[Objective]
Tally each line where the word "Crafted" occurs, then give only the total.

[Data entries]
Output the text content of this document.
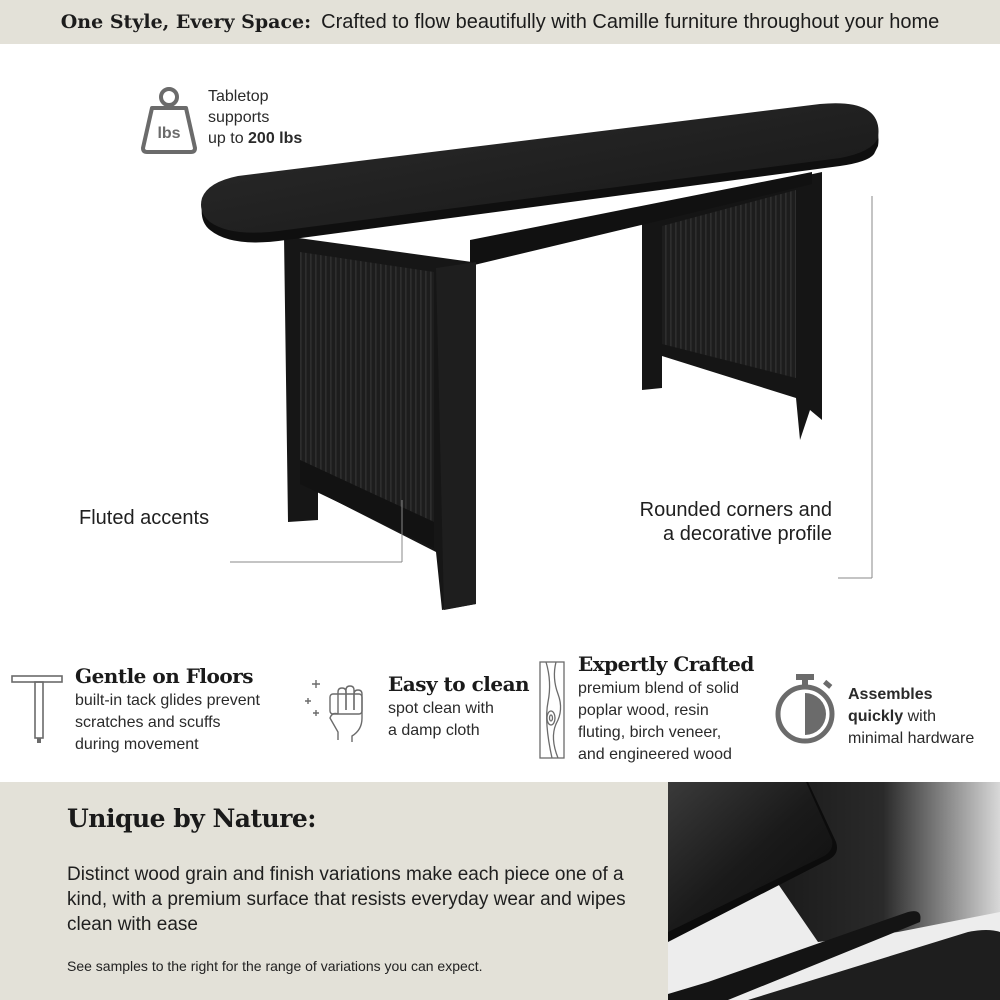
One Style, Every Space: Crafted to flow beautifully with Camille furniture throughout your home
lbs
Tabletop
supports
up to 200 lbs
Fluted accents	Rounded corners and
a decorative profile
Gentle on Floors
built-in tack glides prevent
scratches and scuffs
during movement
Easy to clean
spot clean with
a damp cloth
Expertly Crafted
premium blend of solid
poplar wood, resin
fluting, birch veneer,
and engineered wood
Assembles
quickly with
minimal hardware
Unique by Nature:
Distinct wood grain and finish variations make each piece one of a kind, with a premium surface that resists everyday wear and wipes clean with ease
See samples to the right for the range of variations you can expect.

[Full output]
2